Items from a figure collection:

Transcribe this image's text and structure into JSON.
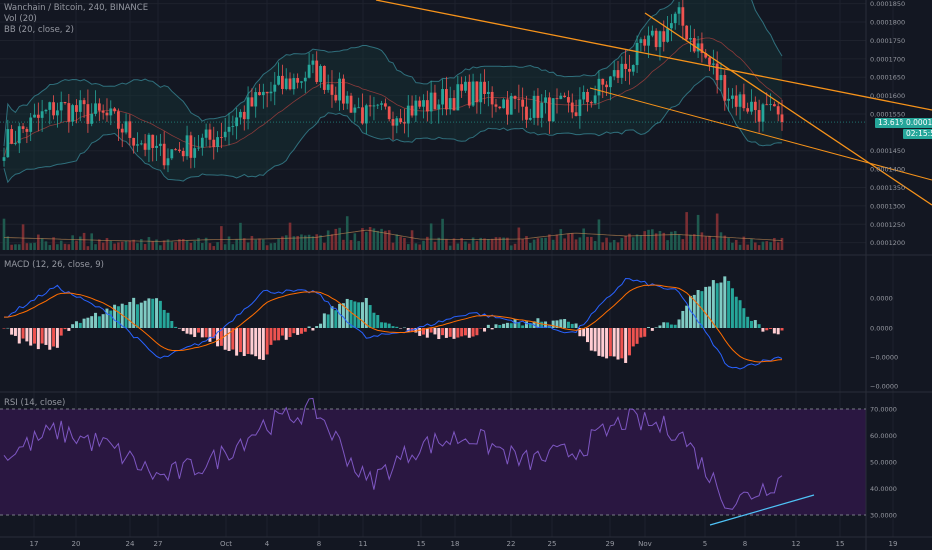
{
  "legends": {
    "price_title": "Wanchain / Bitcoin, 240, BINANCE",
    "volume": "Vol (20)",
    "bb": "BB (20, close, 2)",
    "macd": "MACD (12, 26, close, 9)",
    "rsi": "RSI (14, close)"
  },
  "price_tag": {
    "change": "13.61%",
    "price": "0.0001528",
    "countdown": "02:15:59"
  },
  "price_axis": [
    "0.0001850",
    "0.0001800",
    "0.0001750",
    "0.0001700",
    "0.0001650",
    "0.0001600",
    "0.0001550",
    "0.0001450",
    "0.0001400",
    "0.0001350",
    "0.0001300",
    "0.0001250",
    "0.0001200"
  ],
  "macd_axis": [
    "0.0000",
    "0.0000",
    "−0.0000",
    "−0.0000"
  ],
  "rsi_axis": [
    "70.0000",
    "60.0000",
    "50.0000",
    "40.0000",
    "30.0000"
  ],
  "time_axis": [
    "17",
    "20",
    "24",
    "27",
    "Oct",
    "4",
    "8",
    "11",
    "15",
    "18",
    "22",
    "25",
    "29",
    "Nov",
    "5",
    "8",
    "12",
    "15",
    "19"
  ],
  "colors": {
    "background": "#131722",
    "up": "#26a69a",
    "down": "#ef5350",
    "trendline": "#f7931a",
    "bollinger": "#2a5f6e",
    "macd_line": "#2962ff",
    "signal_line": "#ff6d00",
    "rsi_line": "#7e57c2",
    "rsi_band": "#2a1741",
    "divergence_line": "#4fc3f7"
  },
  "chart_data": [
    {
      "type": "line",
      "panel": "price",
      "x": [
        "17",
        "20",
        "24",
        "27",
        "Oct",
        "4",
        "8",
        "11",
        "15",
        "18",
        "22",
        "25",
        "29",
        "Nov",
        "5",
        "8"
      ],
      "y": [
        0.000147,
        0.000157,
        0.000154,
        0.000144,
        0.000148,
        0.00016,
        0.000167,
        0.000154,
        0.000157,
        0.000161,
        0.000157,
        0.000156,
        0.000168,
        0.000181,
        0.00016,
        0.000153
      ],
      "ylim": [
        0.000118,
        0.000186
      ],
      "last_price": 0.0001528,
      "last_change_pct": 13.61
    },
    {
      "type": "bar",
      "panel": "volume",
      "x": [
        "17",
        "20",
        "24",
        "27",
        "Oct",
        "4",
        "8",
        "11",
        "15",
        "18",
        "22",
        "25",
        "29",
        "Nov",
        "5",
        "8"
      ],
      "values": [
        0.35,
        0.3,
        0.25,
        0.22,
        0.28,
        0.3,
        0.35,
        0.6,
        0.3,
        0.28,
        0.3,
        0.5,
        0.4,
        0.45,
        0.35,
        0.25
      ]
    },
    {
      "type": "line",
      "panel": "macd",
      "series": [
        {
          "name": "MACD",
          "values": [
            0.4,
            1.6,
            0.6,
            -1.2,
            -0.4,
            1.4,
            1.4,
            -0.4,
            0.0,
            0.6,
            0.2,
            -0.2,
            1.9,
            1.4,
            -1.6,
            -1.1
          ]
        },
        {
          "name": "Signal",
          "values": [
            0.0,
            1.2,
            0.8,
            -0.9,
            -0.5,
            0.9,
            1.2,
            -0.1,
            -0.1,
            0.4,
            0.3,
            0.0,
            1.4,
            1.3,
            -1.0,
            -1.2
          ]
        }
      ]
    },
    {
      "type": "line",
      "panel": "rsi",
      "x": [
        "17",
        "20",
        "24",
        "27",
        "Oct",
        "4",
        "8",
        "11",
        "15",
        "18",
        "22",
        "25",
        "29",
        "Nov",
        "5",
        "8"
      ],
      "y": [
        52,
        62,
        56,
        44,
        50,
        64,
        70,
        42,
        56,
        60,
        50,
        54,
        66,
        62,
        34,
        44
      ],
      "ylim": [
        25,
        75
      ]
    }
  ]
}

Challenge:
Without the pictures, transcribe the listing above exactly.

Written response:
Transcribe this image's text and structure into JSON.
{
  "legends": {
    "price_title": "Wanchain / Bitcoin, 240, BINANCE",
    "volume": "Vol (20)",
    "bb": "BB (20, close, 2)",
    "macd": "MACD (12, 26, close, 9)",
    "rsi": "RSI (14, close)"
  },
  "price_tag": {
    "change": "13.61%",
    "price": "0.0001528",
    "countdown": "02:15:59"
  },
  "price_axis": [
    "0.0001850",
    "0.0001800",
    "0.0001750",
    "0.0001700",
    "0.0001650",
    "0.0001600",
    "0.0001550",
    "0.0001450",
    "0.0001400",
    "0.0001350",
    "0.0001300",
    "0.0001250",
    "0.0001200"
  ],
  "macd_axis": [
    "0.0000",
    "0.0000",
    "−0.0000",
    "−0.0000"
  ],
  "rsi_axis": [
    "70.0000",
    "60.0000",
    "50.0000",
    "40.0000",
    "30.0000"
  ],
  "time_axis": [
    "17",
    "20",
    "24",
    "27",
    "Oct",
    "4",
    "8",
    "11",
    "15",
    "18",
    "22",
    "25",
    "29",
    "Nov",
    "5",
    "8",
    "12",
    "15",
    "19"
  ],
  "colors": {
    "background": "#131722",
    "up": "#26a69a",
    "down": "#ef5350",
    "trendline": "#f7931a",
    "bollinger": "#2a5f6e",
    "macd_line": "#2962ff",
    "signal_line": "#ff6d00",
    "rsi_line": "#7e57c2",
    "rsi_band": "#2a1741",
    "divergence_line": "#4fc3f7"
  },
  "chart_data": [
    {
      "type": "line",
      "panel": "price",
      "x": [
        "17",
        "20",
        "24",
        "27",
        "Oct",
        "4",
        "8",
        "11",
        "15",
        "18",
        "22",
        "25",
        "29",
        "Nov",
        "5",
        "8"
      ],
      "y": [
        0.000147,
        0.000157,
        0.000154,
        0.000144,
        0.000148,
        0.00016,
        0.000167,
        0.000154,
        0.000157,
        0.000161,
        0.000157,
        0.000156,
        0.000168,
        0.000181,
        0.00016,
        0.000153
      ],
      "ylim": [
        0.000118,
        0.000186
      ],
      "last_price": 0.0001528,
      "last_change_pct": 13.61
    },
    {
      "type": "bar",
      "panel": "volume",
      "x": [
        "17",
        "20",
        "24",
        "27",
        "Oct",
        "4",
        "8",
        "11",
        "15",
        "18",
        "22",
        "25",
        "29",
        "Nov",
        "5",
        "8"
      ],
      "values": [
        0.35,
        0.3,
        0.25,
        0.22,
        0.28,
        0.3,
        0.35,
        0.6,
        0.3,
        0.28,
        0.3,
        0.5,
        0.4,
        0.45,
        0.35,
        0.25
      ]
    },
    {
      "type": "line",
      "panel": "macd",
      "series": [
        {
          "name": "MACD",
          "values": [
            0.4,
            1.6,
            0.6,
            -1.2,
            -0.4,
            1.4,
            1.4,
            -0.4,
            0.0,
            0.6,
            0.2,
            -0.2,
            1.9,
            1.4,
            -1.6,
            -1.1
          ]
        },
        {
          "name": "Signal",
          "values": [
            0.0,
            1.2,
            0.8,
            -0.9,
            -0.5,
            0.9,
            1.2,
            -0.1,
            -0.1,
            0.4,
            0.3,
            0.0,
            1.4,
            1.3,
            -1.0,
            -1.2
          ]
        }
      ]
    },
    {
      "type": "line",
      "panel": "rsi",
      "x": [
        "17",
        "20",
        "24",
        "27",
        "Oct",
        "4",
        "8",
        "11",
        "15",
        "18",
        "22",
        "25",
        "29",
        "Nov",
        "5",
        "8"
      ],
      "y": [
        52,
        62,
        56,
        44,
        50,
        64,
        70,
        42,
        56,
        60,
        50,
        54,
        66,
        62,
        34,
        44
      ],
      "ylim": [
        25,
        75
      ]
    }
  ]
}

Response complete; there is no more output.